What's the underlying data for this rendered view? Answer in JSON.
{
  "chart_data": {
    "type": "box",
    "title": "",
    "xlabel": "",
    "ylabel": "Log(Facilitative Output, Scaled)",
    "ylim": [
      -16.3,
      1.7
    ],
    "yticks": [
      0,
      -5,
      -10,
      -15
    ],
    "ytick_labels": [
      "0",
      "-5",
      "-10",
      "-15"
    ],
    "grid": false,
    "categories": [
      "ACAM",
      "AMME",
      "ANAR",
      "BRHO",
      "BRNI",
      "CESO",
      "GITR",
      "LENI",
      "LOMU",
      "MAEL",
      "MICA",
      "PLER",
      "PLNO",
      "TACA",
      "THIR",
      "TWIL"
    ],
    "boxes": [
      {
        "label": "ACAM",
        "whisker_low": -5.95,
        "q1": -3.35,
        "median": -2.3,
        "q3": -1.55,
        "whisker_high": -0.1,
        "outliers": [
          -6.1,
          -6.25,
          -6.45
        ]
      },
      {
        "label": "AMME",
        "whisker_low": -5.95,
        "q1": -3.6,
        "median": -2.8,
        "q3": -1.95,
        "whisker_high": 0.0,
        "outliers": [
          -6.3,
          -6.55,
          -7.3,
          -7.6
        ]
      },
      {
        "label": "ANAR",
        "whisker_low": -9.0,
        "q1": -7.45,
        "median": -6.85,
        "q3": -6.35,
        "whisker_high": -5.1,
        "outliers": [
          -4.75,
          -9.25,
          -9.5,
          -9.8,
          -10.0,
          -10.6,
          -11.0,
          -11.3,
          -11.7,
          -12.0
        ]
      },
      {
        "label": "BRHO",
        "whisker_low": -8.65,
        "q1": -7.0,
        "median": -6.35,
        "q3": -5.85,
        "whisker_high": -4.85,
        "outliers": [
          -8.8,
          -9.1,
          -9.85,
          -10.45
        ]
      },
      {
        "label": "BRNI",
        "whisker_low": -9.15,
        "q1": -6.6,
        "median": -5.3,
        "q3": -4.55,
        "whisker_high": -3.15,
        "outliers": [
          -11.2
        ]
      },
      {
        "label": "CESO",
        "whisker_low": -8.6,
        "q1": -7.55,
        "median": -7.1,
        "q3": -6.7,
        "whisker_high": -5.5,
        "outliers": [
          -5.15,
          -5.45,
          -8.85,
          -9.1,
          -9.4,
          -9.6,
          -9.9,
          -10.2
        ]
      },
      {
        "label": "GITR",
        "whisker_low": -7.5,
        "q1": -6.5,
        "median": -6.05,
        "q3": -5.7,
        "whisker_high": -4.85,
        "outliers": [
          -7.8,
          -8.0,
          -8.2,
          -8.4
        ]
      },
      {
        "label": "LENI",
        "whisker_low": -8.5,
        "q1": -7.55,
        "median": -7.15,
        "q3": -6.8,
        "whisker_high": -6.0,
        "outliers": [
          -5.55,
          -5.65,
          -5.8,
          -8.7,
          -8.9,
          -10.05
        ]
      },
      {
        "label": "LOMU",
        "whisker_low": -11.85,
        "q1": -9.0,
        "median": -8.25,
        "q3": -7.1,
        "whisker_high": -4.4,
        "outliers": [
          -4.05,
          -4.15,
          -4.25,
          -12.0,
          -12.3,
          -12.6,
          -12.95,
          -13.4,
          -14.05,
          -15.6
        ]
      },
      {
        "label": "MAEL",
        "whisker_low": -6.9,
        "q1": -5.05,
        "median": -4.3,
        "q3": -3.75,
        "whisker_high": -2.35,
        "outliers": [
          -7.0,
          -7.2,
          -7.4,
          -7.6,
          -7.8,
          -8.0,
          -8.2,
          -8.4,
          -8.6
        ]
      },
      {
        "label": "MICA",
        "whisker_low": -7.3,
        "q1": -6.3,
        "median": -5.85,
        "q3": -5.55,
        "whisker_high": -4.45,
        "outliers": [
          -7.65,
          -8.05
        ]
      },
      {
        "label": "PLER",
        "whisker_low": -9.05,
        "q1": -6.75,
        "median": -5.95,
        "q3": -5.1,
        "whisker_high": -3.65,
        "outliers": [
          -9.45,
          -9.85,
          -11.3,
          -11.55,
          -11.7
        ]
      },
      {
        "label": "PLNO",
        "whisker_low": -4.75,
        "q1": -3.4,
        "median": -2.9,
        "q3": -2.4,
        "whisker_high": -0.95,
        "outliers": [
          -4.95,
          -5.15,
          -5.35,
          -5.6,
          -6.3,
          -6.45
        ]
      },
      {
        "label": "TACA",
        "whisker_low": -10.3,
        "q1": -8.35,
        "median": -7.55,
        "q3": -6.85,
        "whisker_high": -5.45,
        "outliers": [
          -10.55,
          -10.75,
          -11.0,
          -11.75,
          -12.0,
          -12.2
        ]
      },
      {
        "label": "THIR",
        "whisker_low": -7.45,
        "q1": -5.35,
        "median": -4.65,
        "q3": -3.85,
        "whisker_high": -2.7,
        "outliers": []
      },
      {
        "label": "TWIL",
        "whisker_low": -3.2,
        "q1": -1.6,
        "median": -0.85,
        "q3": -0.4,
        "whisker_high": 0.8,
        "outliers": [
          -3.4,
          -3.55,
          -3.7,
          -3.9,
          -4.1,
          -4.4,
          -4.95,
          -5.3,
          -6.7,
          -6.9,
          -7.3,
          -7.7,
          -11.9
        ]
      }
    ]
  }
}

━━━━━━━━━━━━━━━━━━━━━━━━━━━━━━

▸ Task details
Give the complete listing a second time, exactly as it reads.

▸ The solution
What's the underlying data for this rendered view? Answer in JSON.
{
  "chart_data": {
    "type": "box",
    "title": "",
    "xlabel": "",
    "ylabel": "Log(Facilitative Output, Scaled)",
    "ylim": [
      -16.3,
      1.7
    ],
    "yticks": [
      0,
      -5,
      -10,
      -15
    ],
    "ytick_labels": [
      "0",
      "-5",
      "-10",
      "-15"
    ],
    "grid": false,
    "categories": [
      "ACAM",
      "AMME",
      "ANAR",
      "BRHO",
      "BRNI",
      "CESO",
      "GITR",
      "LENI",
      "LOMU",
      "MAEL",
      "MICA",
      "PLER",
      "PLNO",
      "TACA",
      "THIR",
      "TWIL"
    ],
    "boxes": [
      {
        "label": "ACAM",
        "whisker_low": -5.95,
        "q1": -3.35,
        "median": -2.3,
        "q3": -1.55,
        "whisker_high": -0.1,
        "outliers": [
          -6.1,
          -6.25,
          -6.45
        ]
      },
      {
        "label": "AMME",
        "whisker_low": -5.95,
        "q1": -3.6,
        "median": -2.8,
        "q3": -1.95,
        "whisker_high": 0.0,
        "outliers": [
          -6.3,
          -6.55,
          -7.3,
          -7.6
        ]
      },
      {
        "label": "ANAR",
        "whisker_low": -9.0,
        "q1": -7.45,
        "median": -6.85,
        "q3": -6.35,
        "whisker_high": -5.1,
        "outliers": [
          -4.75,
          -9.25,
          -9.5,
          -9.8,
          -10.0,
          -10.6,
          -11.0,
          -11.3,
          -11.7,
          -12.0
        ]
      },
      {
        "label": "BRHO",
        "whisker_low": -8.65,
        "q1": -7.0,
        "median": -6.35,
        "q3": -5.85,
        "whisker_high": -4.85,
        "outliers": [
          -8.8,
          -9.1,
          -9.85,
          -10.45
        ]
      },
      {
        "label": "BRNI",
        "whisker_low": -9.15,
        "q1": -6.6,
        "median": -5.3,
        "q3": -4.55,
        "whisker_high": -3.15,
        "outliers": [
          -11.2
        ]
      },
      {
        "label": "CESO",
        "whisker_low": -8.6,
        "q1": -7.55,
        "median": -7.1,
        "q3": -6.7,
        "whisker_high": -5.5,
        "outliers": [
          -5.15,
          -5.45,
          -8.85,
          -9.1,
          -9.4,
          -9.6,
          -9.9,
          -10.2
        ]
      },
      {
        "label": "GITR",
        "whisker_low": -7.5,
        "q1": -6.5,
        "median": -6.05,
        "q3": -5.7,
        "whisker_high": -4.85,
        "outliers": [
          -7.8,
          -8.0,
          -8.2,
          -8.4
        ]
      },
      {
        "label": "LENI",
        "whisker_low": -8.5,
        "q1": -7.55,
        "median": -7.15,
        "q3": -6.8,
        "whisker_high": -6.0,
        "outliers": [
          -5.55,
          -5.65,
          -5.8,
          -8.7,
          -8.9,
          -10.05
        ]
      },
      {
        "label": "LOMU",
        "whisker_low": -11.85,
        "q1": -9.0,
        "median": -8.25,
        "q3": -7.1,
        "whisker_high": -4.4,
        "outliers": [
          -4.05,
          -4.15,
          -4.25,
          -12.0,
          -12.3,
          -12.6,
          -12.95,
          -13.4,
          -14.05,
          -15.6
        ]
      },
      {
        "label": "MAEL",
        "whisker_low": -6.9,
        "q1": -5.05,
        "median": -4.3,
        "q3": -3.75,
        "whisker_high": -2.35,
        "outliers": [
          -7.0,
          -7.2,
          -7.4,
          -7.6,
          -7.8,
          -8.0,
          -8.2,
          -8.4,
          -8.6
        ]
      },
      {
        "label": "MICA",
        "whisker_low": -7.3,
        "q1": -6.3,
        "median": -5.85,
        "q3": -5.55,
        "whisker_high": -4.45,
        "outliers": [
          -7.65,
          -8.05
        ]
      },
      {
        "label": "PLER",
        "whisker_low": -9.05,
        "q1": -6.75,
        "median": -5.95,
        "q3": -5.1,
        "whisker_high": -3.65,
        "outliers": [
          -9.45,
          -9.85,
          -11.3,
          -11.55,
          -11.7
        ]
      },
      {
        "label": "PLNO",
        "whisker_low": -4.75,
        "q1": -3.4,
        "median": -2.9,
        "q3": -2.4,
        "whisker_high": -0.95,
        "outliers": [
          -4.95,
          -5.15,
          -5.35,
          -5.6,
          -6.3,
          -6.45
        ]
      },
      {
        "label": "TACA",
        "whisker_low": -10.3,
        "q1": -8.35,
        "median": -7.55,
        "q3": -6.85,
        "whisker_high": -5.45,
        "outliers": [
          -10.55,
          -10.75,
          -11.0,
          -11.75,
          -12.0,
          -12.2
        ]
      },
      {
        "label": "THIR",
        "whisker_low": -7.45,
        "q1": -5.35,
        "median": -4.65,
        "q3": -3.85,
        "whisker_high": -2.7,
        "outliers": []
      },
      {
        "label": "TWIL",
        "whisker_low": -3.2,
        "q1": -1.6,
        "median": -0.85,
        "q3": -0.4,
        "whisker_high": 0.8,
        "outliers": [
          -3.4,
          -3.55,
          -3.7,
          -3.9,
          -4.1,
          -4.4,
          -4.95,
          -5.3,
          -6.7,
          -6.9,
          -7.3,
          -7.7,
          -11.9
        ]
      }
    ]
  }
}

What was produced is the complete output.